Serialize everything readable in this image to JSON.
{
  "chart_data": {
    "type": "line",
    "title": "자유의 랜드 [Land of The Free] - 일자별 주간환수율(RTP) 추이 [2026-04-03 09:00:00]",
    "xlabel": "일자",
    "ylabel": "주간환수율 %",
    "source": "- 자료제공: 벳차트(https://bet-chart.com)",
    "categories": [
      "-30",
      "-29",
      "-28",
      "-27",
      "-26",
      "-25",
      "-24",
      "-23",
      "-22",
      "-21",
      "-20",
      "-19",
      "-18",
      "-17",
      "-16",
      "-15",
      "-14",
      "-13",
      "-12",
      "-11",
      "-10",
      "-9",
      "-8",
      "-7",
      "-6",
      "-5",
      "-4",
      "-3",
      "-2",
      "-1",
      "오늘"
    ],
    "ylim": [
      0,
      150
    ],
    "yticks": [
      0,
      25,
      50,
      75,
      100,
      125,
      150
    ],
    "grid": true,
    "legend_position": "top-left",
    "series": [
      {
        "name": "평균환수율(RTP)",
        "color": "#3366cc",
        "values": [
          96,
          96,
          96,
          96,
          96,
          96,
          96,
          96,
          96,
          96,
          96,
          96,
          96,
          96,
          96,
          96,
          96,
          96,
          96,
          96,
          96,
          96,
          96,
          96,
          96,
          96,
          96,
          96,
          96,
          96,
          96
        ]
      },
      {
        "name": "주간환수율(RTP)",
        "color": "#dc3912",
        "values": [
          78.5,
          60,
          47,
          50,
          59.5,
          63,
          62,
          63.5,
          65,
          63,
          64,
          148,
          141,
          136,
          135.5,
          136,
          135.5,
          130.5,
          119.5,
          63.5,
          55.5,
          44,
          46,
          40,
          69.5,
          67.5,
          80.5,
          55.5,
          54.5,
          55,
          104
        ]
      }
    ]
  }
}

============================================================

■ TASK STATEMENT:
Return a copy of every line that includes the word "주간환수율".

■ EXERCISE OUTPUT:
    "title": "자유의 랜드 [Land of The Free] - 일자별 주간환수율(RTP) 추이 [2026-04-03 09:00:00]",
    "ylabel": "주간환수율 %",
        "name": "주간환수율(RTP)",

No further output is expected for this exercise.